— START SUPPLIED RECORDS —

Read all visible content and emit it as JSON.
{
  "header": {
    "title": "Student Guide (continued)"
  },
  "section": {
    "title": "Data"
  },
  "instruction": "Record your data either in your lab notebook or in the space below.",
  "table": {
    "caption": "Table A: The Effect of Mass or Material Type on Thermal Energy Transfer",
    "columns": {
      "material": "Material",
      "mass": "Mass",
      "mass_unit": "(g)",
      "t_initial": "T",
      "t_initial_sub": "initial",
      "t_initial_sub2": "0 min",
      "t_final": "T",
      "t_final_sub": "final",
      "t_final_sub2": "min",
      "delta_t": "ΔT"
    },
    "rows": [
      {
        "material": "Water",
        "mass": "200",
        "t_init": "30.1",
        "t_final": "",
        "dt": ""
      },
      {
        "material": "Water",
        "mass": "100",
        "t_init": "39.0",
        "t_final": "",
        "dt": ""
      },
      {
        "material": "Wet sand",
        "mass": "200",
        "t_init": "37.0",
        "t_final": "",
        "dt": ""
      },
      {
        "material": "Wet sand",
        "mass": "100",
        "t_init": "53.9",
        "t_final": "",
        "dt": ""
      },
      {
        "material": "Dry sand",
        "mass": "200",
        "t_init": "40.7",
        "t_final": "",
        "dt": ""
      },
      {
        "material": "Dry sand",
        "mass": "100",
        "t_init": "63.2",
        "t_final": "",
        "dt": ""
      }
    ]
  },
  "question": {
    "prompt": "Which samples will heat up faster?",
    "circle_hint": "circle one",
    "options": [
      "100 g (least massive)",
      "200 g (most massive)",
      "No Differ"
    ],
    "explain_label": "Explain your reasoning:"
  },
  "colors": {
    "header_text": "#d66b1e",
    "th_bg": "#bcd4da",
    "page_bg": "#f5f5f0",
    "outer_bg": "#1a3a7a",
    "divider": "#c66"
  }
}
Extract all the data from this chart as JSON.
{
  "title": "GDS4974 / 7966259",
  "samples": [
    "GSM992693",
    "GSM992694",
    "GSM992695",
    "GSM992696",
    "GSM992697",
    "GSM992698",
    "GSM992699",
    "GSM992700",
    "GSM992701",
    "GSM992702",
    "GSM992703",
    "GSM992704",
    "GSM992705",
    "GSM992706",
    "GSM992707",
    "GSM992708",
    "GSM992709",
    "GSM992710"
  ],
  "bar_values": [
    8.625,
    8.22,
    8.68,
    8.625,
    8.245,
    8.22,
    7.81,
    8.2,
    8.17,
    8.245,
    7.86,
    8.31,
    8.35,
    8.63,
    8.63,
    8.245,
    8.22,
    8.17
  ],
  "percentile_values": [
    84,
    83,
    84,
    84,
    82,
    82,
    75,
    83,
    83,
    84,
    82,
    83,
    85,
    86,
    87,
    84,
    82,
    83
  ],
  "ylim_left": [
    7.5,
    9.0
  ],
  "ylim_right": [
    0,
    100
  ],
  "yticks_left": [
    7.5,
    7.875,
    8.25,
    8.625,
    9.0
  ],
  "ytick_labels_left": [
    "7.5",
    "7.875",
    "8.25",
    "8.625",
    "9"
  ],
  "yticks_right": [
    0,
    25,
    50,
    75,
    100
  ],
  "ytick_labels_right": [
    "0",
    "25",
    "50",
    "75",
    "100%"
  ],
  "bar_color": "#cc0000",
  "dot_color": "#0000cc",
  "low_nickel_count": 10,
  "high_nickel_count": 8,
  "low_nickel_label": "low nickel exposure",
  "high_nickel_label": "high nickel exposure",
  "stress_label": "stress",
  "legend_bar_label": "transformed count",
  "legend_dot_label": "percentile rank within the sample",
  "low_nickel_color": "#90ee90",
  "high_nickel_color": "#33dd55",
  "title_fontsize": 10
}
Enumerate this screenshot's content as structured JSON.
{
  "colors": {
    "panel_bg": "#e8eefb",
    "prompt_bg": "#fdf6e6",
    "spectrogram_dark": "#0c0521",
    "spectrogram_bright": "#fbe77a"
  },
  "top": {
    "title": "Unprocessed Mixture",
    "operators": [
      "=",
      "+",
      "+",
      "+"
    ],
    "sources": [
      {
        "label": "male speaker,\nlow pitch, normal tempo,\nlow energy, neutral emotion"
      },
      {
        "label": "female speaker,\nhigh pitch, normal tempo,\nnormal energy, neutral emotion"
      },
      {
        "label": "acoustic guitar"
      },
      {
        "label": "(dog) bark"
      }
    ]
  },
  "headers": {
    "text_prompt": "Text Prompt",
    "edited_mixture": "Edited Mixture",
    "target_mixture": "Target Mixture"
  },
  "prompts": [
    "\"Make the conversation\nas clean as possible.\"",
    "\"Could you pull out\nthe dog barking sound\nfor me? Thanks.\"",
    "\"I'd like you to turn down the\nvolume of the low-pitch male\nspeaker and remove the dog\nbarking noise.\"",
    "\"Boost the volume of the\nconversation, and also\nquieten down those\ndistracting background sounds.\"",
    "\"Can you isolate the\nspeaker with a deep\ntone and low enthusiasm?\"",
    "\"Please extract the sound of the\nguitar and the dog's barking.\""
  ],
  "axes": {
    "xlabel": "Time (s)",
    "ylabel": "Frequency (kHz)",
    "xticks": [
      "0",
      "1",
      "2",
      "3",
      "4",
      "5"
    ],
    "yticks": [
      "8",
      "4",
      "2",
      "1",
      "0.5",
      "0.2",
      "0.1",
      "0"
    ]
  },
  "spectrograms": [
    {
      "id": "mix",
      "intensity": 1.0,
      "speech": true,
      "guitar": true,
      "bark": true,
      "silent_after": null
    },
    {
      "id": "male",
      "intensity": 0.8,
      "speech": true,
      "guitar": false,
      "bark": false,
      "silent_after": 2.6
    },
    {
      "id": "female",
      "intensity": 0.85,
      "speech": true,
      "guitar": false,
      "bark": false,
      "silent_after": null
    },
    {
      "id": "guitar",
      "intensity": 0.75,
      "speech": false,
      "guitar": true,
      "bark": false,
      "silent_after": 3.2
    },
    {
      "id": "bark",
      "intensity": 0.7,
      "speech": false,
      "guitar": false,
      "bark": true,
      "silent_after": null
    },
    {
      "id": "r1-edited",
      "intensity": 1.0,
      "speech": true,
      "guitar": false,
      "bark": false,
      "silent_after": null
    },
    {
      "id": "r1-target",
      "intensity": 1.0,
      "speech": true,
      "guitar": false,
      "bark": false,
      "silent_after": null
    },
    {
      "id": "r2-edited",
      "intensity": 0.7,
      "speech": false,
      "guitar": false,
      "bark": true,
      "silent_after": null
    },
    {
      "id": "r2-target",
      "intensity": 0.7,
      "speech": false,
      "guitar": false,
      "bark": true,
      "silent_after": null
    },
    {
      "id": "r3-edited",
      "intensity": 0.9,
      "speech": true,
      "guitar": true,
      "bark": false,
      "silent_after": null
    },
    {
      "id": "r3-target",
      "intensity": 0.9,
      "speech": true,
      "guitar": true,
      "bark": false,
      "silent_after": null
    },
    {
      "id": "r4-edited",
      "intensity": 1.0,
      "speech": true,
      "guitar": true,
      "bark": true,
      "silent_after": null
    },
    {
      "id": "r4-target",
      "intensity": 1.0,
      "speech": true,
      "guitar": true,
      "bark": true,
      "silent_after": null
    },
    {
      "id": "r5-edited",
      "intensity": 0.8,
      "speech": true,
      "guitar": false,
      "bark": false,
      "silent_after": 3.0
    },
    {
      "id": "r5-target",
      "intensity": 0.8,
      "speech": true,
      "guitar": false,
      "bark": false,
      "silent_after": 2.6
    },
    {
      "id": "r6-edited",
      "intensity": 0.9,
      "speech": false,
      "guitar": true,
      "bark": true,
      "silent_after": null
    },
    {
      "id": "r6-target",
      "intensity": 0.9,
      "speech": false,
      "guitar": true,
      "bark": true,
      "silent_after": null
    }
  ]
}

— END SUPPLIED RECORDS —

§ WHAT YOU SHOULD DO
Copy all the records above precisely.

§ CORRECT RESPONSE
Read all visible content and emit it as JSON.
{
  "header": {
    "title": "Student Guide (continued)"
  },
  "section": {
    "title": "Data"
  },
  "instruction": "Record your data either in your lab notebook or in the space below.",
  "table": {
    "caption": "Table A: The Effect of Mass or Material Type on Thermal Energy Transfer",
    "columns": {
      "material": "Material",
      "mass": "Mass",
      "mass_unit": "(g)",
      "t_initial": "T",
      "t_initial_sub": "initial",
      "t_initial_sub2": "0 min",
      "t_final": "T",
      "t_final_sub": "final",
      "t_final_sub2": "min",
      "delta_t": "ΔT"
    },
    "rows": [
      {
        "material": "Water",
        "mass": "200",
        "t_init": "30.1",
        "t_final": "",
        "dt": ""
      },
      {
        "material": "Water",
        "mass": "100",
        "t_init": "39.0",
        "t_final": "",
        "dt": ""
      },
      {
        "material": "Wet sand",
        "mass": "200",
        "t_init": "37.0",
        "t_final": "",
        "dt": ""
      },
      {
        "material": "Wet sand",
        "mass": "100",
        "t_init": "53.9",
        "t_final": "",
        "dt": ""
      },
      {
        "material": "Dry sand",
        "mass": "200",
        "t_init": "40.7",
        "t_final": "",
        "dt": ""
      },
      {
        "material": "Dry sand",
        "mass": "100",
        "t_init": "63.2",
        "t_final": "",
        "dt": ""
      }
    ]
  },
  "question": {
    "prompt": "Which samples will heat up faster?",
    "circle_hint": "circle one",
    "options": [
      "100 g (least massive)",
      "200 g (most massive)",
      "No Differ"
    ],
    "explain_label": "Explain your reasoning:"
  },
  "colors": {
    "header_text": "#d66b1e",
    "th_bg": "#bcd4da",
    "page_bg": "#f5f5f0",
    "outer_bg": "#1a3a7a",
    "divider": "#c66"
  }
}
Extract all the data from this chart as JSON.
{
  "title": "GDS4974 / 7966259",
  "samples": [
    "GSM992693",
    "GSM992694",
    "GSM992695",
    "GSM992696",
    "GSM992697",
    "GSM992698",
    "GSM992699",
    "GSM992700",
    "GSM992701",
    "GSM992702",
    "GSM992703",
    "GSM992704",
    "GSM992705",
    "GSM992706",
    "GSM992707",
    "GSM992708",
    "GSM992709",
    "GSM992710"
  ],
  "bar_values": [
    8.625,
    8.22,
    8.68,
    8.625,
    8.245,
    8.22,
    7.81,
    8.2,
    8.17,
    8.245,
    7.86,
    8.31,
    8.35,
    8.63,
    8.63,
    8.245,
    8.22,
    8.17
  ],
  "percentile_values": [
    84,
    83,
    84,
    84,
    82,
    82,
    75,
    83,
    83,
    84,
    82,
    83,
    85,
    86,
    87,
    84,
    82,
    83
  ],
  "ylim_left": [
    7.5,
    9.0
  ],
  "ylim_right": [
    0,
    100
  ],
  "yticks_left": [
    7.5,
    7.875,
    8.25,
    8.625,
    9.0
  ],
  "ytick_labels_left": [
    "7.5",
    "7.875",
    "8.25",
    "8.625",
    "9"
  ],
  "yticks_right": [
    0,
    25,
    50,
    75,
    100
  ],
  "ytick_labels_right": [
    "0",
    "25",
    "50",
    "75",
    "100%"
  ],
  "bar_color": "#cc0000",
  "dot_color": "#0000cc",
  "low_nickel_count": 10,
  "high_nickel_count": 8,
  "low_nickel_label": "low nickel exposure",
  "high_nickel_label": "high nickel exposure",
  "stress_label": "stress",
  "legend_bar_label": "transformed count",
  "legend_dot_label": "percentile rank within the sample",
  "low_nickel_color": "#90ee90",
  "high_nickel_color": "#33dd55",
  "title_fontsize": 10
}
Enumerate this screenshot's content as structured JSON.
{
  "colors": {
    "panel_bg": "#e8eefb",
    "prompt_bg": "#fdf6e6",
    "spectrogram_dark": "#0c0521",
    "spectrogram_bright": "#fbe77a"
  },
  "top": {
    "title": "Unprocessed Mixture",
    "operators": [
      "=",
      "+",
      "+",
      "+"
    ],
    "sources": [
      {
        "label": "male speaker,\nlow pitch, normal tempo,\nlow energy, neutral emotion"
      },
      {
        "label": "female speaker,\nhigh pitch, normal tempo,\nnormal energy, neutral emotion"
      },
      {
        "label": "acoustic guitar"
      },
      {
        "label": "(dog) bark"
      }
    ]
  },
  "headers": {
    "text_prompt": "Text Prompt",
    "edited_mixture": "Edited Mixture",
    "target_mixture": "Target Mixture"
  },
  "prompts": [
    "\"Make the conversation\nas clean as possible.\"",
    "\"Could you pull out\nthe dog barking sound\nfor me? Thanks.\"",
    "\"I'd like you to turn down the\nvolume of the low-pitch male\nspeaker and remove the dog\nbarking noise.\"",
    "\"Boost the volume of the\nconversation, and also\nquieten down those\ndistracting background sounds.\"",
    "\"Can you isolate the\nspeaker with a deep\ntone and low enthusiasm?\"",
    "\"Please extract the sound of the\nguitar and the dog's barking.\""
  ],
  "axes": {
    "xlabel": "Time (s)",
    "ylabel": "Frequency (kHz)",
    "xticks": [
      "0",
      "1",
      "2",
      "3",
      "4",
      "5"
    ],
    "yticks": [
      "8",
      "4",
      "2",
      "1",
      "0.5",
      "0.2",
      "0.1",
      "0"
    ]
  },
  "spectrograms": [
    {
      "id": "mix",
      "intensity": 1.0,
      "speech": true,
      "guitar": true,
      "bark": true,
      "silent_after": null
    },
    {
      "id": "male",
      "intensity": 0.8,
      "speech": true,
      "guitar": false,
      "bark": false,
      "silent_after": 2.6
    },
    {
      "id": "female",
      "intensity": 0.85,
      "speech": true,
      "guitar": false,
      "bark": false,
      "silent_after": null
    },
    {
      "id": "guitar",
      "intensity": 0.75,
      "speech": false,
      "guitar": true,
      "bark": false,
      "silent_after": 3.2
    },
    {
      "id": "bark",
      "intensity": 0.7,
      "speech": false,
      "guitar": false,
      "bark": true,
      "silent_after": null
    },
    {
      "id": "r1-edited",
      "intensity": 1.0,
      "speech": true,
      "guitar": false,
      "bark": false,
      "silent_after": null
    },
    {
      "id": "r1-target",
      "intensity": 1.0,
      "speech": true,
      "guitar": false,
      "bark": false,
      "silent_after": null
    },
    {
      "id": "r2-edited",
      "intensity": 0.7,
      "speech": false,
      "guitar": false,
      "bark": true,
      "silent_after": null
    },
    {
      "id": "r2-target",
      "intensity": 0.7,
      "speech": false,
      "guitar": false,
      "bark": true,
      "silent_after": null
    },
    {
      "id": "r3-edited",
      "intensity": 0.9,
      "speech": true,
      "guitar": true,
      "bark": false,
      "silent_after": null
    },
    {
      "id": "r3-target",
      "intensity": 0.9,
      "speech": true,
      "guitar": true,
      "bark": false,
      "silent_after": null
    },
    {
      "id": "r4-edited",
      "intensity": 1.0,
      "speech": true,
      "guitar": true,
      "bark": true,
      "silent_after": null
    },
    {
      "id": "r4-target",
      "intensity": 1.0,
      "speech": true,
      "guitar": true,
      "bark": true,
      "silent_after": null
    },
    {
      "id": "r5-edited",
      "intensity": 0.8,
      "speech": true,
      "guitar": false,
      "bark": false,
      "silent_after": 3.0
    },
    {
      "id": "r5-target",
      "intensity": 0.8,
      "speech": true,
      "guitar": false,
      "bark": false,
      "silent_after": 2.6
    },
    {
      "id": "r6-edited",
      "intensity": 0.9,
      "speech": false,
      "guitar": true,
      "bark": true,
      "silent_after": null
    },
    {
      "id": "r6-target",
      "intensity": 0.9,
      "speech": false,
      "guitar": true,
      "bark": true,
      "silent_after": null
    }
  ]
}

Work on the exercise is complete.